Enrique Devesa , profesor de Economía Financiera en la Universidad de Valencia e investigador del IVIE, indica que la escasez de ventajas fiscales está condicionada porque la empresa tenga un verdadero incentivo para hacer aportaciones y aún no está claro si será así.

 

José Antonio Herce, economista experto en pensiones y previsión social indica que tanto los fondos públicos de empleo como los planes de empleo simplificados son una novedad que debe ser bienvenida porque la previsión social complementaria en España está estancada. En cuanto al aspecto fiscal, los asalariados se pueden deducir hasta 8.500 euros y además podrían deducir otros 1.500 en planes individuales, hasta completar un tope de 10.000 euros, pero el tema de los asalariados tiene un truco, y es que estos no pueden aportar más de dos o dos veces y medio más que lo que aporten sus empleadores hasta un límite, y la realidad es que es muy difícil que los empleadores aporten mucho más de 500 o 1.000 euros al año». En cambio, los autónomos que suscriban los nuevos planes simplificados, que no dependen de la poca o mucha generosidad de una empresa y por tanto, podrían ahorrar el máximo establecido por la Ley, tan solo podrán deducir un máximo de 5.750 euros al año entre el plan de empleo y el individual.

■ DATOS MOSTRADOS:
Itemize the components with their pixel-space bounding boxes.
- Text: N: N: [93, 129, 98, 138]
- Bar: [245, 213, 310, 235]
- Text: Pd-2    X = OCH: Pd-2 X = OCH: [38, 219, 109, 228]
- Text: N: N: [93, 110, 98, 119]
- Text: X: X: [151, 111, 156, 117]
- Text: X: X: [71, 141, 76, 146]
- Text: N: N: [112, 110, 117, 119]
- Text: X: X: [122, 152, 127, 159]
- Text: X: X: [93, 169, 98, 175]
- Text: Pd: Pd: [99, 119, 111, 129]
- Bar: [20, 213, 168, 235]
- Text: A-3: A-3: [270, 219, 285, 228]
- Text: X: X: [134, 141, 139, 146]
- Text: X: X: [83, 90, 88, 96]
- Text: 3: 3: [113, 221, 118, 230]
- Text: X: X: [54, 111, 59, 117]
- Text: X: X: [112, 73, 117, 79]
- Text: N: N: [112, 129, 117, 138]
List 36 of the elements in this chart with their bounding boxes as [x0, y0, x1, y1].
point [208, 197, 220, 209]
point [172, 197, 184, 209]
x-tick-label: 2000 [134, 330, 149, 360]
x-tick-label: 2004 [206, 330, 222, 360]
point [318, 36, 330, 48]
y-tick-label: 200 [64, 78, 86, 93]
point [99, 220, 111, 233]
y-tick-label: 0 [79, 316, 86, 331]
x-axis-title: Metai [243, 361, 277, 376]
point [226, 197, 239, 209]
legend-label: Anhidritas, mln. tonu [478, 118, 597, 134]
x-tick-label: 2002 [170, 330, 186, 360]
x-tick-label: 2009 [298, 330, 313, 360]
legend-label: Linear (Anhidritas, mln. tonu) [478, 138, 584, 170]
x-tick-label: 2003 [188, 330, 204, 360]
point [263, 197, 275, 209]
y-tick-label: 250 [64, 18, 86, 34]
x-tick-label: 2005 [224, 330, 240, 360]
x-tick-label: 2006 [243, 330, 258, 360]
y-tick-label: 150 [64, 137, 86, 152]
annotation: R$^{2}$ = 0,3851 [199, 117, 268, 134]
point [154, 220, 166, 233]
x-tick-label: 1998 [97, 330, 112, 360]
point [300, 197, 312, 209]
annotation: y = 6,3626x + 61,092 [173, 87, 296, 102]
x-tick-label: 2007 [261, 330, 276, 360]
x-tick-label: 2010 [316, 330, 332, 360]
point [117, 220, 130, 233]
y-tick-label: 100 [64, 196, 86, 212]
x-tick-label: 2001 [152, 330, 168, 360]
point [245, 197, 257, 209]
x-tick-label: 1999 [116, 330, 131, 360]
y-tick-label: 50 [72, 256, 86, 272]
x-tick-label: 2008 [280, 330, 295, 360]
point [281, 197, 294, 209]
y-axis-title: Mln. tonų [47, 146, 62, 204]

■ CONSIGNA 1: Según el fragmento sobre los planes de empleo, ¿cuál es el máximo que podrán deducir al año los autónomos entre el plan de empleo y el individual?
■ CONSIGNA 2: Resuma en dos oraciones el fragmento sobre los planes de empleo.
■ CONSIGNA 3: Prosiga el fragmento sobre los planes de empleo a partir de su última oración.
No es necesario recurrir a los datos para resolver lo que se pide.

■ RESULTADO 1: Un máximo de 5.750 euros al año.

■ RESULTADO 2: José Antonio Herce considera que los fondos públicos de empleo y los planes de empleo simplificados son una novedad bienvenida, ya que la previsión social complementaria en España está estancada. Los asalariados pueden deducir hasta 10.000 euros entre planes de empleo e individuales, aunque sus aportaciones dependen de lo que aporten sus empleadores, mientras que los autónomos solo podrán deducir un máximo de 5.750 euros al año.

■ RESULTADO 3:
 

LO QUE DICEN LOS PENSIONISTAS

Las plataformas de Pensionistas de los Pueblos y Comunidades del Estado exigen la retirada del Proyecto de ley para el Fomento de los Planes de Pensiones de Empleo. En un comunicado conjunto, estas plataformas han denunciado que este proyecto empobrece las pensiones públicas y abre la puerta a su privatización.

 

Desde su punto de vista, con este proyecto de ley, se pretende una extensión «más amplia que la actual» de estos planes privados complementarios de pensiones, impulsada, pero no avalada, desde la administración del Estado y a través de la negociación colectiva sectorial. En su opinión, la gestión de los planes se va a entregar posteriormente a entidades financieras, aseguradoras privadas y a los mismos «agentes sociales» que firmarán los convenios colectivos y que formarán parte también de la Comisión de control.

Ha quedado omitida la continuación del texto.